What is being asked
Print the entries below word for word; the pictures stay out of your copy.

Stored data
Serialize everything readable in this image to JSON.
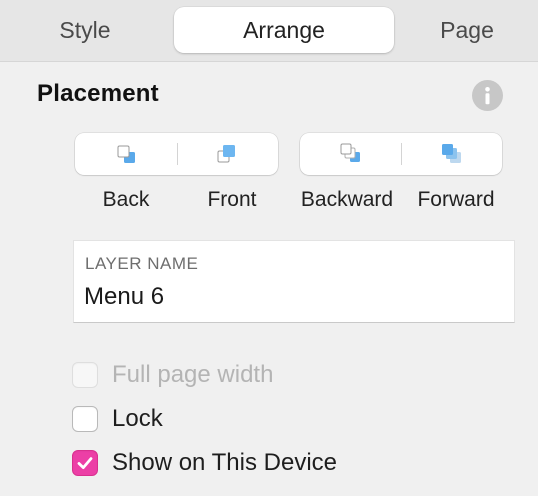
{
  "tabs": {
    "style": "Style",
    "arrange": "Arrange",
    "page": "Page",
    "selected": "Arrange"
  },
  "placement": {
    "title": "Placement",
    "info_icon": "info-icon",
    "buttons": {
      "back": {
        "label": "Back",
        "icon": "send-to-back-icon"
      },
      "front": {
        "label": "Front",
        "icon": "bring-to-front-icon"
      },
      "backward": {
        "label": "Backward",
        "icon": "send-backward-icon"
      },
      "forward": {
        "label": "Forward",
        "icon": "bring-forward-icon"
      }
    }
  },
  "layer_name": {
    "label": "LAYER NAME",
    "value": "Menu 6"
  },
  "options": {
    "full_page_width": {
      "label": "Full page width",
      "checked": false,
      "disabled": true
    },
    "lock": {
      "label": "Lock",
      "checked": false,
      "disabled": false
    },
    "show_on_device": {
      "label": "Show on This Device",
      "checked": true,
      "disabled": false
    }
  },
  "colors": {
    "accent_pink": "#ec3fa6",
    "icon_blue": "#5aa9ea",
    "panel_bg": "#f0f0f0"
  }
}
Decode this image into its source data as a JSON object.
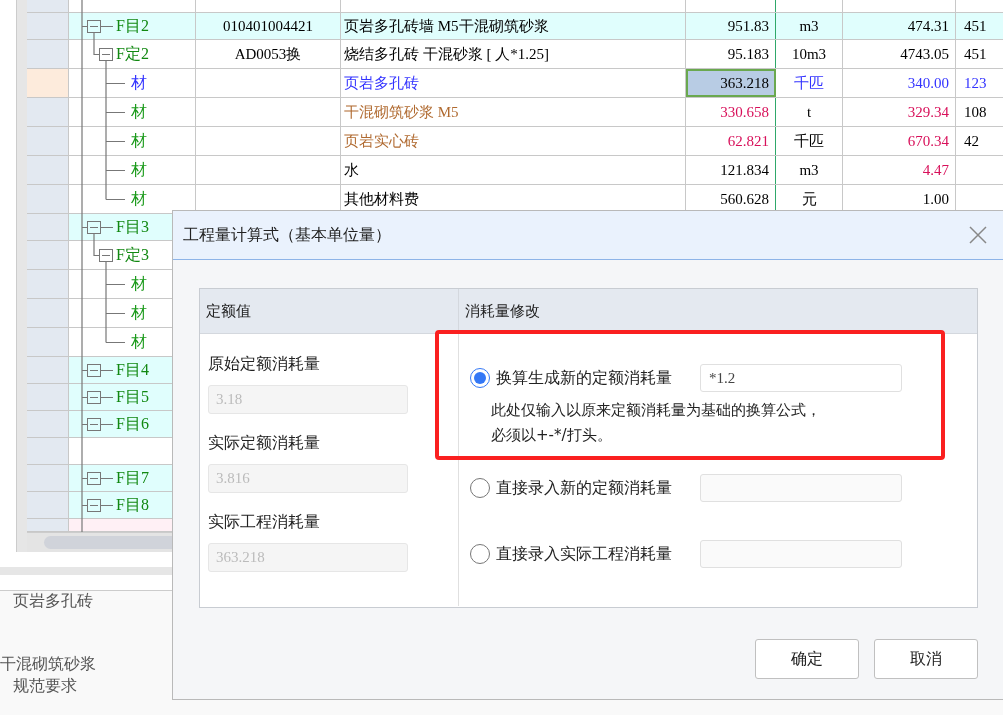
{
  "grid": {
    "rows": [
      {
        "kind": "material",
        "selected": false
      },
      {
        "kind": "item",
        "label": "F目2",
        "selected": false,
        "color": "#118811",
        "cells": {
          "code": {
            "text": "010401004421",
            "color": "#000000"
          },
          "name": {
            "text": "页岩多孔砖墙 M5干混砌筑砂浆",
            "color": "#000000"
          },
          "qty": {
            "text": "951.83",
            "color": "#000000"
          },
          "unit": {
            "text": "m3",
            "color": "#000000"
          },
          "price": {
            "text": "474.31",
            "color": "#000000"
          },
          "col_7": {
            "text": "451",
            "color": "#000000"
          }
        }
      },
      {
        "kind": "quota",
        "label": "F定2",
        "selected": false,
        "color": "#118811",
        "cells": {
          "code": {
            "text": "AD0053换",
            "color": "#000000"
          },
          "name": {
            "text": "烧结多孔砖 干混砂浆 [ 人*1.25]",
            "color": "#000000"
          },
          "qty": {
            "text": "95.183",
            "color": "#000000"
          },
          "unit": {
            "text": "10m3",
            "color": "#000000"
          },
          "price": {
            "text": "4743.05",
            "color": "#000000"
          },
          "col_7": {
            "text": "451",
            "color": "#000000"
          }
        }
      },
      {
        "kind": "material",
        "label": "材",
        "selected": true,
        "color": "#3333ff",
        "cells": {
          "name": {
            "text": "页岩多孔砖",
            "color": "#3333ff"
          },
          "qty": {
            "text": "363.218",
            "color": "#000000"
          },
          "unit": {
            "text": "千匹",
            "color": "#3333ff"
          },
          "price": {
            "text": "340.00",
            "color": "#3333ff"
          },
          "col_7": {
            "text": "123",
            "color": "#3333ff"
          }
        }
      },
      {
        "kind": "material",
        "label": "材",
        "selected": false,
        "color": "#1a9a1a",
        "cells": {
          "name": {
            "text": "干混砌筑砂浆 M5",
            "color": "#b06a30"
          },
          "qty": {
            "text": "330.658",
            "color": "#d8105a"
          },
          "unit": {
            "text": "t"
          },
          "price": {
            "text": "329.34",
            "color": "#d8105a"
          },
          "col_7": {
            "text": "108",
            "color": "#000000"
          }
        }
      },
      {
        "kind": "material",
        "label": "材",
        "selected": false,
        "color": "#1a9a1a",
        "cells": {
          "name": {
            "text": "页岩实心砖",
            "color": "#b06a30"
          },
          "qty": {
            "text": "62.821",
            "color": "#d8105a"
          },
          "unit": {
            "text": "千匹",
            "color": "#000000"
          },
          "price": {
            "text": "670.34",
            "color": "#d8105a"
          },
          "col_7": {
            "text": "42",
            "color": "#000000"
          }
        }
      },
      {
        "kind": "material",
        "label": "材",
        "selected": false,
        "color": "#1a9a1a",
        "cells": {
          "name": {
            "text": "水",
            "color": "#000000"
          },
          "qty": {
            "text": "121.834",
            "color": "#000000"
          },
          "unit": {
            "text": "m3",
            "color": "#000000"
          },
          "price": {
            "text": "4.47",
            "color": "#d8105a"
          }
        }
      },
      {
        "kind": "material",
        "label": "材",
        "selected": false,
        "color": "#1a9a1a",
        "cells": {
          "name": {
            "text": "其他材料费",
            "color": "#000000"
          },
          "qty": {
            "text": "560.628",
            "color": "#000000"
          },
          "unit": {
            "text": "元"
          },
          "price": {
            "text": "1.00",
            "color": "#000000"
          }
        }
      },
      {
        "kind": "item",
        "label": "F目3",
        "selected": false,
        "color": "#118811"
      },
      {
        "kind": "quota",
        "label": "F定3",
        "selected": false,
        "color": "#118811"
      },
      {
        "kind": "material",
        "label": "材",
        "selected": false,
        "color": "#1a9a1a"
      },
      {
        "kind": "material",
        "label": "材",
        "selected": false,
        "color": "#1a9a1a"
      },
      {
        "kind": "material",
        "label": "材",
        "selected": false,
        "color": "#1a9a1a"
      },
      {
        "kind": "item",
        "label": "F目4",
        "selected": false,
        "color": "#118811"
      },
      {
        "kind": "item",
        "label": "F目5",
        "selected": false,
        "color": "#118811"
      },
      {
        "kind": "item",
        "label": "F目6",
        "selected": false,
        "color": "#118811"
      },
      {
        "kind": "blank",
        "selected": false
      },
      {
        "kind": "item",
        "label": "F目7",
        "selected": false,
        "color": "#118811"
      },
      {
        "kind": "item",
        "label": "F目8",
        "selected": false,
        "color": "#118811"
      },
      {
        "kind": "section",
        "selected": false
      }
    ]
  },
  "detail_pane": {
    "lines": [
      "页岩多孔砖",
      "干混砌筑砂浆",
      "规范要求"
    ]
  },
  "dialog": {
    "title": "工程量计算式（基本单位量）",
    "left_header": "定额值",
    "right_header": "消耗量修改",
    "readings": [
      {
        "label": "原始定额消耗量",
        "value": "3.18",
        "disabled": true
      },
      {
        "label": "实际定额消耗量",
        "value": "3.816",
        "disabled": true
      },
      {
        "label": "实际工程消耗量",
        "value": "363.218",
        "disabled": true
      }
    ],
    "options": [
      {
        "label": "换算生成新的定额消耗量",
        "selected": true,
        "highlighted": true,
        "value": "*1.2",
        "note": [
          "此处仅输入以原来定额消耗量为基础的换算公式，",
          "必须以+-*/打头。"
        ]
      },
      {
        "label": "直接录入新的定额消耗量",
        "selected": false,
        "highlighted": false
      },
      {
        "label": "直接录入实际工程消耗量",
        "selected": false,
        "highlighted": false
      }
    ],
    "buttons": [
      "确定",
      "取消"
    ]
  }
}
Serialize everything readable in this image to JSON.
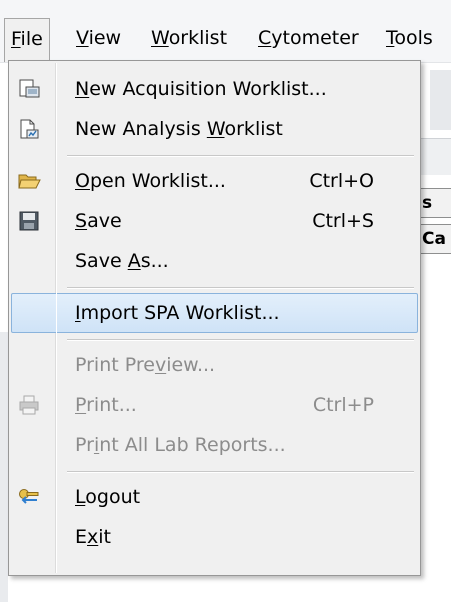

Result
Serialize everything readable in this image to JSON.
{
  "tabs": {
    "style": "Style",
    "arrange": "Arrange",
    "page": "Page",
    "selected": "Arrange"
  },
  "placement": {
    "title": "Placement",
    "info_icon": "info-icon",
    "buttons": {
      "back": {
        "label": "Back",
        "icon": "send-to-back-icon"
      },
      "front": {
        "label": "Front",
        "icon": "bring-to-front-icon"
      },
      "backward": {
        "label": "Backward",
        "icon": "send-backward-icon"
      },
      "forward": {
        "label": "Forward",
        "icon": "bring-forward-icon"
      }
    }
  },
  "layer_name": {
    "label": "LAYER NAME",
    "value": "Menu 6"
  },
  "options": {
    "full_page_width": {
      "label": "Full page width",
      "checked": false,
      "disabled": true
    },
    "lock": {
      "label": "Lock",
      "checked": false,
      "disabled": false
    },
    "show_on_device": {
      "label": "Show on This Device",
      "checked": true,
      "disabled": false
    }
  },
  "colors": {
    "accent_pink": "#ec3fa6",
    "icon_blue": "#5aa9ea",
    "panel_bg": "#f0f0f0"
  }
}
Decode this image into its source data as a JSON object.
{
  "grid": {
    "rows": [
      {
        "kind": "material",
        "selected": false
      },
      {
        "kind": "item",
        "label": "F目2",
        "selected": false,
        "color": "#118811",
        "cells": {
          "code": {
            "text": "010401004421",
            "color": "#000000"
          },
          "name": {
            "text": "页岩多孔砖墙 M5干混砌筑砂浆",
            "color": "#000000"
          },
          "qty": {
            "text": "951.83",
            "color": "#000000"
          },
          "unit": {
            "text": "m3",
            "color": "#000000"
          },
          "price": {
            "text": "474.31",
            "color": "#000000"
          },
          "col_7": {
            "text": "451",
            "color": "#000000"
          }
        }
      },
      {
        "kind": "quota",
        "label": "F定2",
        "selected": false,
        "color": "#118811",
        "cells": {
          "code": {
            "text": "AD0053换",
            "color": "#000000"
          },
          "name": {
            "text": "烧结多孔砖 干混砂浆 [ 人*1.25]",
            "color": "#000000"
          },
          "qty": {
            "text": "95.183",
            "color": "#000000"
          },
          "unit": {
            "text": "10m3",
            "color": "#000000"
          },
          "price": {
            "text": "4743.05",
            "color": "#000000"
          },
          "col_7": {
            "text": "451",
            "color": "#000000"
          }
        }
      },
      {
        "kind": "material",
        "label": "材",
        "selected": true,
        "color": "#3333ff",
        "cells": {
          "name": {
            "text": "页岩多孔砖",
            "color": "#3333ff"
          },
          "qty": {
            "text": "363.218",
            "color": "#000000"
          },
          "unit": {
            "text": "千匹",
            "color": "#3333ff"
          },
          "price": {
            "text": "340.00",
            "color": "#3333ff"
          },
          "col_7": {
            "text": "123",
            "color": "#3333ff"
          }
        }
      },
      {
        "kind": "material",
        "label": "材",
        "selected": false,
        "color": "#1a9a1a",
        "cells": {
          "name": {
            "text": "干混砌筑砂浆 M5",
            "color": "#b06a30"
          },
          "qty": {
            "text": "330.658",
            "color": "#d8105a"
          },
          "unit": {
            "text": "t"
          },
          "price": {
            "text": "329.34",
            "color": "#d8105a"
          },
          "col_7": {
            "text": "108",
            "color": "#000000"
          }
        }
      },
      {
        "kind": "material",
        "label": "材",
        "selected": false,
        "color": "#1a9a1a",
        "cells": {
          "name": {
            "text": "页岩实心砖",
            "color": "#b06a30"
          },
          "qty": {
            "text": "62.821",
            "color": "#d8105a"
          },
          "unit": {
            "text": "千匹",
            "color": "#000000"
          },
          "price": {
            "text": "670.34",
            "color": "#d8105a"
          },
          "col_7": {
            "text": "42",
            "color": "#000000"
          }
        }
      },
      {
        "kind": "material",
        "label": "材",
        "selected": false,
        "color": "#1a9a1a",
        "cells": {
          "name": {
            "text": "水",
            "color": "#000000"
          },
          "qty": {
            "text": "121.834",
            "color": "#000000"
          },
          "unit": {
            "text": "m3",
            "color": "#000000"
          },
          "price": {
            "text": "4.47",
            "color": "#d8105a"
          }
        }
      },
      {
        "kind": "material",
        "label": "材",
        "selected": false,
        "color": "#1a9a1a",
        "cells": {
          "name": {
            "text": "其他材料费",
            "color": "#000000"
          },
          "qty": {
            "text": "560.628",
            "color": "#000000"
          },
          "unit": {
            "text": "元"
          },
          "price": {
            "text": "1.00",
            "color": "#000000"
          }
        }
      },
      {
        "kind": "item",
        "label": "F目3",
        "selected": false,
        "color": "#118811"
      },
      {
        "kind": "quota",
        "label": "F定3",
        "selected": false,
        "color": "#118811"
      },
      {
        "kind": "material",
        "label": "材",
        "selected": false,
        "color": "#1a9a1a"
      },
      {
        "kind": "material",
        "label": "材",
        "selected": false,
        "color": "#1a9a1a"
      },
      {
        "kind": "material",
        "label": "材",
        "selected": false,
        "color": "#1a9a1a"
      },
      {
        "kind": "item",
        "label": "F目4",
        "selected": false,
        "color": "#118811"
      },
      {
        "kind": "item",
        "label": "F目5",
        "selected": false,
        "color": "#118811"
      },
      {
        "kind": "item",
        "label": "F目6",
        "selected": false,
        "color": "#118811"
      },
      {
        "kind": "blank",
        "selected": false
      },
      {
        "kind": "item",
        "label": "F目7",
        "selected": false,
        "color": "#118811"
      },
      {
        "kind": "item",
        "label": "F目8",
        "selected": false,
        "color": "#118811"
      },
      {
        "kind": "section",
        "selected": false
      }
    ]
  },
  "detail_pane": {
    "lines": [
      "页岩多孔砖",
      "干混砌筑砂浆",
      "规范要求"
    ]
  },
  "dialog": {
    "title": "工程量计算式（基本单位量）",
    "left_header": "定额值",
    "right_header": "消耗量修改",
    "readings": [
      {
        "label": "原始定额消耗量",
        "value": "3.18",
        "disabled": true
      },
      {
        "label": "实际定额消耗量",
        "value": "3.816",
        "disabled": true
      },
      {
        "label": "实际工程消耗量",
        "value": "363.218",
        "disabled": true
      }
    ],
    "options": [
      {
        "label": "换算生成新的定额消耗量",
        "selected": true,
        "highlighted": true,
        "value": "*1.2",
        "note": [
          "此处仅输入以原来定额消耗量为基础的换算公式，",
          "必须以+-*/打头。"
        ]
      },
      {
        "label": "直接录入新的定额消耗量",
        "selected": false,
        "highlighted": false
      },
      {
        "label": "直接录入实际工程消耗量",
        "selected": false,
        "highlighted": false
      }
    ],
    "buttons": [
      "确定",
      "取消"
    ]
  }
}
Serialize everything readable in this image to JSON.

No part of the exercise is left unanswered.